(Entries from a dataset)
•••

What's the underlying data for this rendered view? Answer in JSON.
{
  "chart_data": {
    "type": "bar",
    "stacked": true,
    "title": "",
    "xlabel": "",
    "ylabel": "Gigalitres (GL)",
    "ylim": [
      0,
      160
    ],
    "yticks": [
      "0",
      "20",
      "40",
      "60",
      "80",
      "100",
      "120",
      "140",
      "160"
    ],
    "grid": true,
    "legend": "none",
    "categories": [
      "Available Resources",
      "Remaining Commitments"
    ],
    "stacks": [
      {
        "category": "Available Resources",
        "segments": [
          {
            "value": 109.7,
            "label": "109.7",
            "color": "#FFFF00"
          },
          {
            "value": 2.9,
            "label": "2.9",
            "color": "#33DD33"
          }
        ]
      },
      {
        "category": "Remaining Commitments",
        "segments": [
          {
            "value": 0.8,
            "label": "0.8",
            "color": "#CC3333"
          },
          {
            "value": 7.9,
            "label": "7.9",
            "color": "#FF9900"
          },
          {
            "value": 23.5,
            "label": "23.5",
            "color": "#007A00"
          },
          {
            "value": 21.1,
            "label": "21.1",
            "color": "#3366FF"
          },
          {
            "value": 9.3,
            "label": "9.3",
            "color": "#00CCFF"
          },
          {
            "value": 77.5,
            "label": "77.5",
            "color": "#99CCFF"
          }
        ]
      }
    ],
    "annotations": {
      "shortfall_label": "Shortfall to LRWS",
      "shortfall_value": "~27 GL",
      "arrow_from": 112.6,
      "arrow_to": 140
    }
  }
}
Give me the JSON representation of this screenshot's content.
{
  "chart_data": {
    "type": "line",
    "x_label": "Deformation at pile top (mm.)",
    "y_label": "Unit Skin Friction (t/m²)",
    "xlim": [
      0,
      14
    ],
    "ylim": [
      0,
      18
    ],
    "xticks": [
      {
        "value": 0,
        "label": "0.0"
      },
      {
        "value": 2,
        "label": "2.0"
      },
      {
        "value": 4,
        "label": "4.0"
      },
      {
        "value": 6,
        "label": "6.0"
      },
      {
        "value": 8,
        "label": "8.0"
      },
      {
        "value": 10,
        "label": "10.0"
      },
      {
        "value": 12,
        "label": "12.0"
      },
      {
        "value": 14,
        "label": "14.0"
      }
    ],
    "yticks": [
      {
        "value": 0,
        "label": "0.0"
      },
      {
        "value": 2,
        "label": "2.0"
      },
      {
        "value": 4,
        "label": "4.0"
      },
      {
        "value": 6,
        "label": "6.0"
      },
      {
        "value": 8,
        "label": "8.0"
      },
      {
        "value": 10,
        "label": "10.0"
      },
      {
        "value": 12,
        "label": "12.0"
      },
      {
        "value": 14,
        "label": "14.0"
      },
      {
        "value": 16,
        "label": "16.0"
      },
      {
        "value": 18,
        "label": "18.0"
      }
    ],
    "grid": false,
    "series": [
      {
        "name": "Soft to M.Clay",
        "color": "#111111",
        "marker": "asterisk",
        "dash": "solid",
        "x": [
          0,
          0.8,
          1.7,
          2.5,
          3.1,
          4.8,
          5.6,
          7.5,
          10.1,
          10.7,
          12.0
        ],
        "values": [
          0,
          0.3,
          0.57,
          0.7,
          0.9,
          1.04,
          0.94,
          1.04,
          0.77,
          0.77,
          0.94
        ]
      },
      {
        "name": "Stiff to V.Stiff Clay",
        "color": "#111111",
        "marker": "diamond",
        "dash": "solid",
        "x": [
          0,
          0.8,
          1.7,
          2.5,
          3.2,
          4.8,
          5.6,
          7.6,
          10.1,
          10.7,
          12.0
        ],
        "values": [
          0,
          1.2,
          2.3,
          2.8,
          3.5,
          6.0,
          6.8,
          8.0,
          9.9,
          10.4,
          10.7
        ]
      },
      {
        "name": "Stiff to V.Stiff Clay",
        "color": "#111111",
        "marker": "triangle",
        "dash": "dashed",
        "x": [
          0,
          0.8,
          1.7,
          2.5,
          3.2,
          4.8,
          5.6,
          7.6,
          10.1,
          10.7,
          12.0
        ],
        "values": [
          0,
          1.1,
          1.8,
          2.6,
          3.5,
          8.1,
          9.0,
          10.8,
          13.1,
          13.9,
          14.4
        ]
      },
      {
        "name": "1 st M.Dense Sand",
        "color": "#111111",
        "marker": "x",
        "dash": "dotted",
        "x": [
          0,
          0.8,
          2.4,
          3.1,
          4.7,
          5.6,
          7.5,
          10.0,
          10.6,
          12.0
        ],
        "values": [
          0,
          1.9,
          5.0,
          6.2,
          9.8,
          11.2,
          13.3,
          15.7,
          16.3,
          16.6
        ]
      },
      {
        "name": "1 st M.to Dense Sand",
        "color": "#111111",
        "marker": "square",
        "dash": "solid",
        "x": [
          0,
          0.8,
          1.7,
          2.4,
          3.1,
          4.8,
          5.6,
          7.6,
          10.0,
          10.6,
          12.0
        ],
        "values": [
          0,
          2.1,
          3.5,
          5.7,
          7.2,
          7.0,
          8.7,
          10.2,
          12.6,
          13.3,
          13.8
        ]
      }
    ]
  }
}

•••

[Challenge]: Write only the number of lines in the records that include the word "Remaining".

[Completed task]: 2